■ Directions for this task
Please set out all the lines below as a Markdown table with two columns, Row and Line, numbering each row and skipping any blank lines. Leave the pictures out of your table.

■ Material for this exercise
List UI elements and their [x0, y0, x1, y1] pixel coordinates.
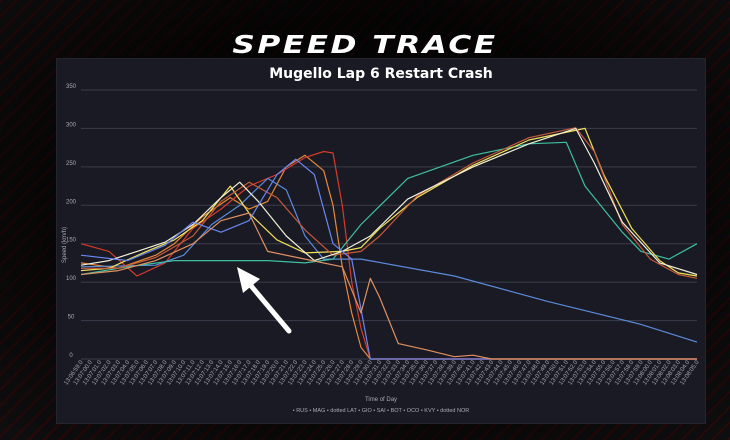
headline: SPEED TRACE: [232, 30, 498, 59]
x-tick-labels: 13:06:59.013:07:00.013:07:01.013:07:02.0…: [63, 359, 701, 386]
series-line-bot: [81, 127, 698, 279]
x-axis-label: Time of Day: [365, 397, 397, 403]
series-lines: [80, 127, 698, 360]
y-tick-label: 100: [66, 276, 77, 282]
y-tick-label: 300: [66, 122, 77, 128]
chart-panel: Mugello Lap 6 Restart Crash 0 50 100 150 200…: [56, 58, 706, 424]
y-tick-label: 200: [66, 199, 77, 205]
y-tick-label: 0: [69, 353, 73, 359]
y-tick-labels: 0 50 100 150 200 250 300 350: [66, 84, 77, 359]
y-tick-label: 350: [66, 84, 77, 90]
y-tick-label: 250: [66, 161, 77, 167]
arrow-shaft: [244, 278, 292, 334]
series-line-gio: [80, 141, 698, 276]
legend: • RUS • MAG • dotted LAT • GIO • SAI • B…: [293, 408, 470, 414]
series-line-sai: [80, 127, 698, 277]
series-line-nor: [80, 212, 697, 360]
series-line-kvy: [80, 158, 697, 360]
series-line-mag: [80, 150, 697, 360]
chart-title: Mugello Lap 6 Restart Crash: [269, 66, 493, 82]
grid-lines: [81, 89, 697, 360]
y-axis-label: Speed (km/h): [62, 227, 68, 263]
y-tick-label: 50: [68, 315, 75, 321]
annotation-arrow: [237, 267, 292, 334]
y-tick-label: 150: [66, 238, 77, 244]
series-line-oco: [80, 127, 698, 276]
arrow-head: [237, 267, 260, 293]
series-line-lat: [80, 177, 698, 343]
speed-trace-chart: Mugello Lap 6 Restart Crash 0 50 100 150 200…: [62, 66, 701, 414]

■ Finished answer
| Row | Line |
|---|---|
| 1 | List UI elements and their [x0, y0, x1, y1] pixel coordinates. |
| 2 | headline: SPEED TRACE: [232, 30, 498, 59] |
| 3 | x-tick-labels: 13:06:59.013:07:00.013:07:01.013:07:02.0…: [63, 359, 701, 386] |
| 4 | series-line-bot: [81, 127, 698, 279] |
| 5 | x-axis-label: Time of Day: [365, 397, 397, 403] |
| 6 | series-lines: [80, 127, 698, 360] |
| 7 | y-tick-label: 100: [66, 276, 77, 282] |
| 8 | y-tick-label: 300: [66, 122, 77, 128] |
| 9 | chart-panel: Mugello Lap 6 Restart Crash 0 50 100 150 200…: [56, 58, 706, 424] |
| 10 | y-tick-label: 200: [66, 199, 77, 205] |
| 11 | y-tick-label: 0: [69, 353, 73, 359] |
| 12 | y-tick-labels: 0 50 100 150 200 250 300 350: [66, 84, 77, 359] |
| 13 | y-tick-label: 350: [66, 84, 77, 90] |
| 14 | y-tick-label: 250: [66, 161, 77, 167] |
| 15 | arrow-shaft: [244, 278, 292, 334] |
| 16 | series-line-gio: [80, 141, 698, 276] |
| 17 | legend: • RUS • MAG • dotted LAT • GIO • SAI • B…: [293, 408, 470, 414] |
| 18 | series-line-sai: [80, 127, 698, 277] |
| 19 | series-line-nor: [80, 212, 697, 360] |
| 20 | series-line-kvy: [80, 158, 697, 360] |
| 21 | series-line-mag: [80, 150, 697, 360] |
| 22 | chart-title: Mugello Lap 6 Restart Crash: [269, 66, 493, 82] |
| 23 | grid-lines: [81, 89, 697, 360] |
| 24 | y-axis-label: Speed (km/h): [62, 227, 68, 263] |
| 25 | y-tick-label: 50: [68, 315, 75, 321] |
| 26 | annotation-arrow: [237, 267, 292, 334] |
| 27 | y-tick-label: 150: [66, 238, 77, 244] |
| 28 | series-line-oco: [80, 127, 698, 276] |
| 29 | arrow-head: [237, 267, 260, 293] |
| 30 | series-line-lat: [80, 177, 698, 343] |
| 31 | speed-trace-chart: Mugello Lap 6 Restart Crash 0 50 100 150 200…: [62, 66, 701, 414] |